┌─ Data provided

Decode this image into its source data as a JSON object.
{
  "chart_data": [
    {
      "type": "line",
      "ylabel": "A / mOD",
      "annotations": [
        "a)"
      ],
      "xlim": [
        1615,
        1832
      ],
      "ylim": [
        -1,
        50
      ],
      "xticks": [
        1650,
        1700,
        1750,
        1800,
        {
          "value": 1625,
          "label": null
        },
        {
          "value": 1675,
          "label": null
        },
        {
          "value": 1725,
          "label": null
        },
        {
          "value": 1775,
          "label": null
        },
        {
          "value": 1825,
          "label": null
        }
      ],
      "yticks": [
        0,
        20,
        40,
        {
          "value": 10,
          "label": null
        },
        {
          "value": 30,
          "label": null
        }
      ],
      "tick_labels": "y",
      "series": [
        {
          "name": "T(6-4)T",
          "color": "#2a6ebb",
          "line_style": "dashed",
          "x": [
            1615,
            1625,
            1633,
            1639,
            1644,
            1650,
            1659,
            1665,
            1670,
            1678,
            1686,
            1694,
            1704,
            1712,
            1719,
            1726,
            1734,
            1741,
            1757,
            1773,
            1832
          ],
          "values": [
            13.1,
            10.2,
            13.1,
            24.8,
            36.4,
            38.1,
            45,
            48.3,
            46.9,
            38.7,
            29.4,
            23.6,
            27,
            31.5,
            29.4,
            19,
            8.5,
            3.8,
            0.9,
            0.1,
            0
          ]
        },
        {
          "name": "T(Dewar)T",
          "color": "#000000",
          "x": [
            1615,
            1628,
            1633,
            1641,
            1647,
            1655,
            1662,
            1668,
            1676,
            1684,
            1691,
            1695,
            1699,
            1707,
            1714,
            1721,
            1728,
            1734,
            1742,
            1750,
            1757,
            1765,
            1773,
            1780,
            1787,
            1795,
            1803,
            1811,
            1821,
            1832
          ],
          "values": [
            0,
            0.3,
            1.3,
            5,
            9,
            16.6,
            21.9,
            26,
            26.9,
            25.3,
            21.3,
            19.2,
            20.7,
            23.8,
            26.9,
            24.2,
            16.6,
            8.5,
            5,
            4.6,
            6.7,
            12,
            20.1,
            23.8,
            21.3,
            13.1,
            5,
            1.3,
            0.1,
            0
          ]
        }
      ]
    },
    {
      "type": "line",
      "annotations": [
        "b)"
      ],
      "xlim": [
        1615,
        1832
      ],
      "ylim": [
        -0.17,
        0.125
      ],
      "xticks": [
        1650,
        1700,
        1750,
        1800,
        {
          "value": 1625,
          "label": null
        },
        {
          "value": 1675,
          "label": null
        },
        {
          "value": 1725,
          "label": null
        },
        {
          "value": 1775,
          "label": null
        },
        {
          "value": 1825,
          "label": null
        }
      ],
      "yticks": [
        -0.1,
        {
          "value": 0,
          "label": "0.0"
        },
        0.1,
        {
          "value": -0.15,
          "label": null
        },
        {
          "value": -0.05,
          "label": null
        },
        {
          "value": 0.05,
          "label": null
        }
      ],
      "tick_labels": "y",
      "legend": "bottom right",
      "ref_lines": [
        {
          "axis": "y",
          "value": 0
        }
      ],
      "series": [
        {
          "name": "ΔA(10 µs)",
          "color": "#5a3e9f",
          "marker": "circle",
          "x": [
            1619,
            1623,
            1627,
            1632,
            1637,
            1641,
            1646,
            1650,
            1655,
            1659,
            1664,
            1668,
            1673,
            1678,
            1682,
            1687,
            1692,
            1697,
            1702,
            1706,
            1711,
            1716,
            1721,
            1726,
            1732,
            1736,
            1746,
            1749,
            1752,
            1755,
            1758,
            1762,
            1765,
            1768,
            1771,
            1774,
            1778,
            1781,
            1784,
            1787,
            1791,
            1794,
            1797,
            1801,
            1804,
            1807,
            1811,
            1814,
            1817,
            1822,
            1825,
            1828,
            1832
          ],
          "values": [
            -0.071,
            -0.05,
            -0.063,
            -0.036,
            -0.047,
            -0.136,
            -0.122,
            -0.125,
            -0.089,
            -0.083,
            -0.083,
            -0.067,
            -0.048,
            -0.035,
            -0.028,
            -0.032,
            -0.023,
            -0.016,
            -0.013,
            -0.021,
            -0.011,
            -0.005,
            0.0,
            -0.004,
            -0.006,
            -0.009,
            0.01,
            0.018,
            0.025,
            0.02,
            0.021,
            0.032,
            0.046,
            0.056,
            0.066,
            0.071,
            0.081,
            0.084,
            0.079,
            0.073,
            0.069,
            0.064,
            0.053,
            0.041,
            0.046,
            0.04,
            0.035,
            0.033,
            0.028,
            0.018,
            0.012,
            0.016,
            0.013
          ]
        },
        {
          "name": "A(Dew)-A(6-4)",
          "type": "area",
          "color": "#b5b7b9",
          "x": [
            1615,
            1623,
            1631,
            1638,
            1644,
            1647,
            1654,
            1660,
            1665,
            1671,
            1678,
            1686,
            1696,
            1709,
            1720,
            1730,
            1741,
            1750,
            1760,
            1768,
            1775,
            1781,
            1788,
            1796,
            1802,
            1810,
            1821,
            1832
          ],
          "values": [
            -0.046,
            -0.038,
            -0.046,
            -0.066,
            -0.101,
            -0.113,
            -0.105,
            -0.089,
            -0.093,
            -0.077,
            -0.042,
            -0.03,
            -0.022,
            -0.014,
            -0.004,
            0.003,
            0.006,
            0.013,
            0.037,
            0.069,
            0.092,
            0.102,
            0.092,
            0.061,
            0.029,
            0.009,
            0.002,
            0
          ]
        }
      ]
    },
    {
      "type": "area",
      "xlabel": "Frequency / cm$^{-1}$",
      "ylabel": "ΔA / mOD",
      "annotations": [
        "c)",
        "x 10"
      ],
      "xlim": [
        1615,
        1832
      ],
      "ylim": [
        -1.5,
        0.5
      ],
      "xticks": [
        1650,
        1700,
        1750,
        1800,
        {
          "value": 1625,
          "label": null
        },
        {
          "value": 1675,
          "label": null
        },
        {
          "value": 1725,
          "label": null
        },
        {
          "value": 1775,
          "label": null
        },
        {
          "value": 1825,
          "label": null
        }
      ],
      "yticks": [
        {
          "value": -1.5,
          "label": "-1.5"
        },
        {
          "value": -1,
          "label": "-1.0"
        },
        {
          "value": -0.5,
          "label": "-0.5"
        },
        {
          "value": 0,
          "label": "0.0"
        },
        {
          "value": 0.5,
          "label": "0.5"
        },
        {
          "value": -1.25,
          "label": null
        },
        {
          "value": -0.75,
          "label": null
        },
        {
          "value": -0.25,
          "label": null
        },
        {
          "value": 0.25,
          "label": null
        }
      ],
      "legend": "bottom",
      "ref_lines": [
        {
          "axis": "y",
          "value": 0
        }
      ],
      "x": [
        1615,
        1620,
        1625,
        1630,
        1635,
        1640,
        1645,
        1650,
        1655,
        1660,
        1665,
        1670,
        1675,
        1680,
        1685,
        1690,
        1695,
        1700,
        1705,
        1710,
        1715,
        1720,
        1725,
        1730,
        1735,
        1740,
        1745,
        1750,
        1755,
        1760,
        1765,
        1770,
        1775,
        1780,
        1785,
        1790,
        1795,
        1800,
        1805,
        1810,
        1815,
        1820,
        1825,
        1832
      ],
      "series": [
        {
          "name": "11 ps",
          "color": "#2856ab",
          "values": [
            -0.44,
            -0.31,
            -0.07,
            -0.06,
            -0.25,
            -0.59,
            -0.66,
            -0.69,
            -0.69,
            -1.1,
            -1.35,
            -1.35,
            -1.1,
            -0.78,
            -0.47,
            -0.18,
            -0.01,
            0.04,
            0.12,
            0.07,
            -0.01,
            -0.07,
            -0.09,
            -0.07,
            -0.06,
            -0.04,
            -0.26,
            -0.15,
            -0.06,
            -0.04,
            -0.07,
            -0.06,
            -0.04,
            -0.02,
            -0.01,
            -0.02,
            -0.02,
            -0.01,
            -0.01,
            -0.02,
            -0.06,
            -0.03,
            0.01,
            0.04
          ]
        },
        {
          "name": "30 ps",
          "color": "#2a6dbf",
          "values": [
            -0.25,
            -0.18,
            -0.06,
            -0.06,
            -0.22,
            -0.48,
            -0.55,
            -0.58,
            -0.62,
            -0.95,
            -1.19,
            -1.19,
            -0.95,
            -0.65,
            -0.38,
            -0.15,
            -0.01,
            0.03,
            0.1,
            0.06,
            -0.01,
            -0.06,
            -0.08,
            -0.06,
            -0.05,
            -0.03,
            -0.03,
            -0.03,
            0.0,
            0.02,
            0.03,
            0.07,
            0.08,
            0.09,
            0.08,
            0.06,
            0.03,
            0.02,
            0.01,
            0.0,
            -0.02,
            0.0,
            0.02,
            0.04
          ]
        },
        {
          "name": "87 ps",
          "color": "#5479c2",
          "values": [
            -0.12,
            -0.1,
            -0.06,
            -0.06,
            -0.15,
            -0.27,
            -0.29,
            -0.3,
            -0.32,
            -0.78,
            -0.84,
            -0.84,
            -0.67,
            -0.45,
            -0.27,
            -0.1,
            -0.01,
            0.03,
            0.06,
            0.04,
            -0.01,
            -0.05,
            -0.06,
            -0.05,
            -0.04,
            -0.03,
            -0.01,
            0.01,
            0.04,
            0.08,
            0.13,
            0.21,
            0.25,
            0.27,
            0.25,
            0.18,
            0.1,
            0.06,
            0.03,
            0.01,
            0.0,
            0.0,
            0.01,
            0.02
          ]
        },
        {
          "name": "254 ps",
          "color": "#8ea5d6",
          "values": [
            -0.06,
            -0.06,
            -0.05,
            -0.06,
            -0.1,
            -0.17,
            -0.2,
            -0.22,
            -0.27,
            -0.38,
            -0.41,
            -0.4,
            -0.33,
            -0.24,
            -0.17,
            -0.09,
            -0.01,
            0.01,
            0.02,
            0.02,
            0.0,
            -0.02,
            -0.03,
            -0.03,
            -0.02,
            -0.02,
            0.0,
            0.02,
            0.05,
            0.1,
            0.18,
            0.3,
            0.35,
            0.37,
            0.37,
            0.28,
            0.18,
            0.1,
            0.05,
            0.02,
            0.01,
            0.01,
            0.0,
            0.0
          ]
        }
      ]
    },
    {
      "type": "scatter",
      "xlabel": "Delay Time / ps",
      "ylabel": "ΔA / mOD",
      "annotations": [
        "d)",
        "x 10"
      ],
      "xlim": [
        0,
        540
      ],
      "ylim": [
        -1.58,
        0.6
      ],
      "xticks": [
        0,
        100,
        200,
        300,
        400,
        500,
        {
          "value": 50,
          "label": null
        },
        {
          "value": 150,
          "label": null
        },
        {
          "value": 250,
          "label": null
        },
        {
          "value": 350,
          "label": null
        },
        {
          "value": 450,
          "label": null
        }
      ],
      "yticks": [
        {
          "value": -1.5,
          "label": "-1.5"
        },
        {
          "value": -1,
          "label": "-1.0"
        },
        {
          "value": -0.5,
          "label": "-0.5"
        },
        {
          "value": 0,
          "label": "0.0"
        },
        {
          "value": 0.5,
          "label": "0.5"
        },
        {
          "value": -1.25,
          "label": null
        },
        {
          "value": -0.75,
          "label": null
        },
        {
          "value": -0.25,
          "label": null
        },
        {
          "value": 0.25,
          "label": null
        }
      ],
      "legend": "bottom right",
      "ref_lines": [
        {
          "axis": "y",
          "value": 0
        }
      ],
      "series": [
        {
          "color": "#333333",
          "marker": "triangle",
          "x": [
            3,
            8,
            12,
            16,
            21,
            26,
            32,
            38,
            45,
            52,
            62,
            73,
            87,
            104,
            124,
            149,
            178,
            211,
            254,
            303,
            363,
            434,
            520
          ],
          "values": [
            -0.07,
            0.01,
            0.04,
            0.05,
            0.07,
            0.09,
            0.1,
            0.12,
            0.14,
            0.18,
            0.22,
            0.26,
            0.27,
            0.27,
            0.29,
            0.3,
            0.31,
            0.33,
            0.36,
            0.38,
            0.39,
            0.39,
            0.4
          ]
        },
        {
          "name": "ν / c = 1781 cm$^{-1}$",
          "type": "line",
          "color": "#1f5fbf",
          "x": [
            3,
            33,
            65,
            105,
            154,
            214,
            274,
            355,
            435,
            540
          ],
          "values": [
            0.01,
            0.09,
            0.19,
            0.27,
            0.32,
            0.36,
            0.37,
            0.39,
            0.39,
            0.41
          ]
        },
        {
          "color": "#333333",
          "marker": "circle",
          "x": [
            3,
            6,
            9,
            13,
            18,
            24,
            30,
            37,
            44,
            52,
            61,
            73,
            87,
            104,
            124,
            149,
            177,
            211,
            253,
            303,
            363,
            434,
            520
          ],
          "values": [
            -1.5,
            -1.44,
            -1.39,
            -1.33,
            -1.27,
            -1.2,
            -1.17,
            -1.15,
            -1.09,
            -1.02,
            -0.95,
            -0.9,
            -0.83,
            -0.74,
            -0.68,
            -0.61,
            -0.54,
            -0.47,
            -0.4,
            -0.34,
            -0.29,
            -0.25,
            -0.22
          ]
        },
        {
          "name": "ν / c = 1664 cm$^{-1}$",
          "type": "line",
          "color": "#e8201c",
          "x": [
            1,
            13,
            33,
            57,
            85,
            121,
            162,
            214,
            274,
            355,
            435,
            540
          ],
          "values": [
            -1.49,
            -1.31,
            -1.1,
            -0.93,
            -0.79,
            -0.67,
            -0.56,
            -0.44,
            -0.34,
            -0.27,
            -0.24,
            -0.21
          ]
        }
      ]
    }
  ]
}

└─
┌─ Data provided

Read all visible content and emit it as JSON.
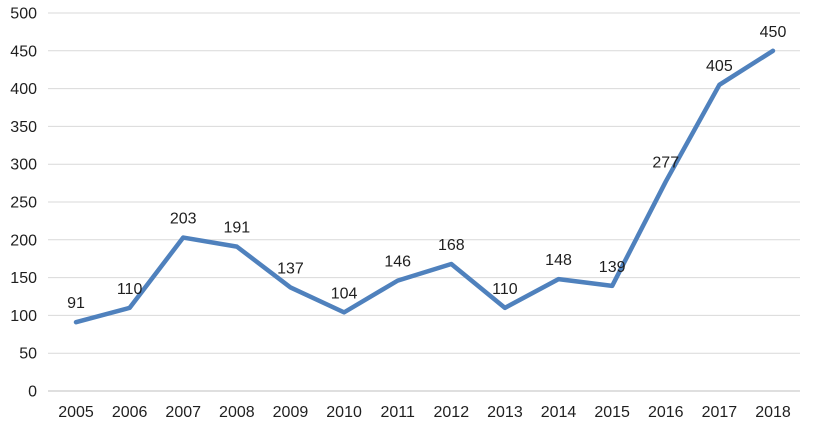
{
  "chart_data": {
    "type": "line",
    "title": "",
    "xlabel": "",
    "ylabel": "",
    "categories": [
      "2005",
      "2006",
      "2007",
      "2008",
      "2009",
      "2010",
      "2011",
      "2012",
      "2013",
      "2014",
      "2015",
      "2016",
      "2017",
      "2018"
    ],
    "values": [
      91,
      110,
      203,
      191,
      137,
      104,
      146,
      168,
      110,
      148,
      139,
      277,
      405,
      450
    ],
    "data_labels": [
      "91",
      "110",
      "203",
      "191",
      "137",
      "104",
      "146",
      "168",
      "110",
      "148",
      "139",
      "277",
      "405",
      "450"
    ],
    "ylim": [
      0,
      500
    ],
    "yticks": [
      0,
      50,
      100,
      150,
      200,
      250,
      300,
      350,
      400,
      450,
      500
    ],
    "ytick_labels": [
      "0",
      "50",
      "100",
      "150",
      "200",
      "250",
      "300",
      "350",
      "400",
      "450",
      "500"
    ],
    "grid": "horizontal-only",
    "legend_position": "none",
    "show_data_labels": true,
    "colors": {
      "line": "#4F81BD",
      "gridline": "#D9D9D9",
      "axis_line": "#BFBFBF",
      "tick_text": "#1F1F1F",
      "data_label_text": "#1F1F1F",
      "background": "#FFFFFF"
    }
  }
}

└─

◆ What you need to do: In the listing, find all lines with the string "xlabel" and copy them.

◆ Result of the exercise:
      "xlabel": "Frequency / cm$^{-1}$",
      "xlabel": "Delay Time / ps",
    "xlabel": "",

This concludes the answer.